> Challenge
Please print the full listing exactly.

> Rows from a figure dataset
+--

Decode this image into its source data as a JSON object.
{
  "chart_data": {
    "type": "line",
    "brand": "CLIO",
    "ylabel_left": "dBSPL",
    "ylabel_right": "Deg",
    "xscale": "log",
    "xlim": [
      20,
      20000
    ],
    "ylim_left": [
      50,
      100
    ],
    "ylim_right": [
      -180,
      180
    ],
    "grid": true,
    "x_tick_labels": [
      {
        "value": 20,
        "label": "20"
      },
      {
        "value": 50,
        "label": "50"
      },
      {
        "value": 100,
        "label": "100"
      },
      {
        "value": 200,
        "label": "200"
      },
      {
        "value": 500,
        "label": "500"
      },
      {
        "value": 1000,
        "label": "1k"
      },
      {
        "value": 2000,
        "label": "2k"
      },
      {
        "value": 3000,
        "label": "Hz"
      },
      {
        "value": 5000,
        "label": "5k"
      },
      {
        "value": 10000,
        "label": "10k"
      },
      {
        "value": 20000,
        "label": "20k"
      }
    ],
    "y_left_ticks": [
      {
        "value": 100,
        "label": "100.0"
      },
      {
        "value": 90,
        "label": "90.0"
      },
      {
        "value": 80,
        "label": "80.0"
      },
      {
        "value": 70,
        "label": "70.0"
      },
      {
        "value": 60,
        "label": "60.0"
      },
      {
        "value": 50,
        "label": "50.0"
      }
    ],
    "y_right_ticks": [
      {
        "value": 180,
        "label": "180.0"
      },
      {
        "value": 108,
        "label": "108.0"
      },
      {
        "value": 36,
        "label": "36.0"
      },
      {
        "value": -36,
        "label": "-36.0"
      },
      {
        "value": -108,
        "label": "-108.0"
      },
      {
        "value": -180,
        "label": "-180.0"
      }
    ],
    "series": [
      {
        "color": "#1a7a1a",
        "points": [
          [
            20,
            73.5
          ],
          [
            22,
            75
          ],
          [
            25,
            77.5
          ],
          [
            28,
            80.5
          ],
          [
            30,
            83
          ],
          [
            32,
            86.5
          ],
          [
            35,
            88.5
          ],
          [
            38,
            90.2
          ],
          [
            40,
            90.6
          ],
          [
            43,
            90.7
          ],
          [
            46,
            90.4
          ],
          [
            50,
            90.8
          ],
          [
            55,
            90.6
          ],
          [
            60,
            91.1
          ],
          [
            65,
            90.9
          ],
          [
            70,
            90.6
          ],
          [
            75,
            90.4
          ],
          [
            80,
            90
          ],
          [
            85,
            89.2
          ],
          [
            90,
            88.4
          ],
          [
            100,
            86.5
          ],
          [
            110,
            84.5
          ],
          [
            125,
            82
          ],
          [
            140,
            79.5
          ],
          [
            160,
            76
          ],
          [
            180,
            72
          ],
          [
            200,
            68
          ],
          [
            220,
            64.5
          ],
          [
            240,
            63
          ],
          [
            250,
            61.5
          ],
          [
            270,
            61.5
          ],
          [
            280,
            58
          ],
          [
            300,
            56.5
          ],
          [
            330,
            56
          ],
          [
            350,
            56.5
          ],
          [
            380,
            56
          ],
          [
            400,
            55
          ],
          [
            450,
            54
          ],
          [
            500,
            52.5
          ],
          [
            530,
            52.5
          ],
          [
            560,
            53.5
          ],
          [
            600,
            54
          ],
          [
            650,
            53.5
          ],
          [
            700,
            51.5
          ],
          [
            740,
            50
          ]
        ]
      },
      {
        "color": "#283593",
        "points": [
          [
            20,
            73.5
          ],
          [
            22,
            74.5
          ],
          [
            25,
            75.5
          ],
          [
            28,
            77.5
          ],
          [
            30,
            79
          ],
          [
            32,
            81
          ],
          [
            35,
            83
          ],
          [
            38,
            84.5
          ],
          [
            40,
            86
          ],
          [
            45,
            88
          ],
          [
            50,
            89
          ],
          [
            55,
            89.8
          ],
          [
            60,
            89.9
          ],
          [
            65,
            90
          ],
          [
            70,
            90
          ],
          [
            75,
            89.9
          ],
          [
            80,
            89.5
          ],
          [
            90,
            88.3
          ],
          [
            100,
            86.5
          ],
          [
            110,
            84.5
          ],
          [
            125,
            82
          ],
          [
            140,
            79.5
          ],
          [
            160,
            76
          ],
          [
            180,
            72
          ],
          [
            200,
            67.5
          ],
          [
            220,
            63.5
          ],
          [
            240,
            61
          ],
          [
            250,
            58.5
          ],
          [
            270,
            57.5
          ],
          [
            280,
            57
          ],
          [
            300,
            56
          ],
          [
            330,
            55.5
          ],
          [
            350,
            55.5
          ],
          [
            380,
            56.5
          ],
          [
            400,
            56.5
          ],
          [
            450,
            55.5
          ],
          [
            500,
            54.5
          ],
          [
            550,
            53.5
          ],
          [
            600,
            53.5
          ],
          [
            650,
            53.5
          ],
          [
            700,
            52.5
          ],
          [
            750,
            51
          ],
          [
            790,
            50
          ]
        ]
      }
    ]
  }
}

+--

> Solution for this task
Decode this image into its source data as a JSON object.
{
  "chart_data": {
    "type": "line",
    "brand": "CLIO",
    "ylabel_left": "dBSPL",
    "ylabel_right": "Deg",
    "xscale": "log",
    "xlim": [
      20,
      20000
    ],
    "ylim_left": [
      50,
      100
    ],
    "ylim_right": [
      -180,
      180
    ],
    "grid": true,
    "x_tick_labels": [
      {
        "value": 20,
        "label": "20"
      },
      {
        "value": 50,
        "label": "50"
      },
      {
        "value": 100,
        "label": "100"
      },
      {
        "value": 200,
        "label": "200"
      },
      {
        "value": 500,
        "label": "500"
      },
      {
        "value": 1000,
        "label": "1k"
      },
      {
        "value": 2000,
        "label": "2k"
      },
      {
        "value": 3000,
        "label": "Hz"
      },
      {
        "value": 5000,
        "label": "5k"
      },
      {
        "value": 10000,
        "label": "10k"
      },
      {
        "value": 20000,
        "label": "20k"
      }
    ],
    "y_left_ticks": [
      {
        "value": 100,
        "label": "100.0"
      },
      {
        "value": 90,
        "label": "90.0"
      },
      {
        "value": 80,
        "label": "80.0"
      },
      {
        "value": 70,
        "label": "70.0"
      },
      {
        "value": 60,
        "label": "60.0"
      },
      {
        "value": 50,
        "label": "50.0"
      }
    ],
    "y_right_ticks": [
      {
        "value": 180,
        "label": "180.0"
      },
      {
        "value": 108,
        "label": "108.0"
      },
      {
        "value": 36,
        "label": "36.0"
      },
      {
        "value": -36,
        "label": "-36.0"
      },
      {
        "value": -108,
        "label": "-108.0"
      },
      {
        "value": -180,
        "label": "-180.0"
      }
    ],
    "series": [
      {
        "color": "#1a7a1a",
        "points": [
          [
            20,
            73.5
          ],
          [
            22,
            75
          ],
          [
            25,
            77.5
          ],
          [
            28,
            80.5
          ],
          [
            30,
            83
          ],
          [
            32,
            86.5
          ],
          [
            35,
            88.5
          ],
          [
            38,
            90.2
          ],
          [
            40,
            90.6
          ],
          [
            43,
            90.7
          ],
          [
            46,
            90.4
          ],
          [
            50,
            90.8
          ],
          [
            55,
            90.6
          ],
          [
            60,
            91.1
          ],
          [
            65,
            90.9
          ],
          [
            70,
            90.6
          ],
          [
            75,
            90.4
          ],
          [
            80,
            90
          ],
          [
            85,
            89.2
          ],
          [
            90,
            88.4
          ],
          [
            100,
            86.5
          ],
          [
            110,
            84.5
          ],
          [
            125,
            82
          ],
          [
            140,
            79.5
          ],
          [
            160,
            76
          ],
          [
            180,
            72
          ],
          [
            200,
            68
          ],
          [
            220,
            64.5
          ],
          [
            240,
            63
          ],
          [
            250,
            61.5
          ],
          [
            270,
            61.5
          ],
          [
            280,
            58
          ],
          [
            300,
            56.5
          ],
          [
            330,
            56
          ],
          [
            350,
            56.5
          ],
          [
            380,
            56
          ],
          [
            400,
            55
          ],
          [
            450,
            54
          ],
          [
            500,
            52.5
          ],
          [
            530,
            52.5
          ],
          [
            560,
            53.5
          ],
          [
            600,
            54
          ],
          [
            650,
            53.5
          ],
          [
            700,
            51.5
          ],
          [
            740,
            50
          ]
        ]
      },
      {
        "color": "#283593",
        "points": [
          [
            20,
            73.5
          ],
          [
            22,
            74.5
          ],
          [
            25,
            75.5
          ],
          [
            28,
            77.5
          ],
          [
            30,
            79
          ],
          [
            32,
            81
          ],
          [
            35,
            83
          ],
          [
            38,
            84.5
          ],
          [
            40,
            86
          ],
          [
            45,
            88
          ],
          [
            50,
            89
          ],
          [
            55,
            89.8
          ],
          [
            60,
            89.9
          ],
          [
            65,
            90
          ],
          [
            70,
            90
          ],
          [
            75,
            89.9
          ],
          [
            80,
            89.5
          ],
          [
            90,
            88.3
          ],
          [
            100,
            86.5
          ],
          [
            110,
            84.5
          ],
          [
            125,
            82
          ],
          [
            140,
            79.5
          ],
          [
            160,
            76
          ],
          [
            180,
            72
          ],
          [
            200,
            67.5
          ],
          [
            220,
            63.5
          ],
          [
            240,
            61
          ],
          [
            250,
            58.5
          ],
          [
            270,
            57.5
          ],
          [
            280,
            57
          ],
          [
            300,
            56
          ],
          [
            330,
            55.5
          ],
          [
            350,
            55.5
          ],
          [
            380,
            56.5
          ],
          [
            400,
            56.5
          ],
          [
            450,
            55.5
          ],
          [
            500,
            54.5
          ],
          [
            550,
            53.5
          ],
          [
            600,
            53.5
          ],
          [
            650,
            53.5
          ],
          [
            700,
            52.5
          ],
          [
            750,
            51
          ],
          [
            790,
            50
          ]
        ]
      }
    ]
  }
}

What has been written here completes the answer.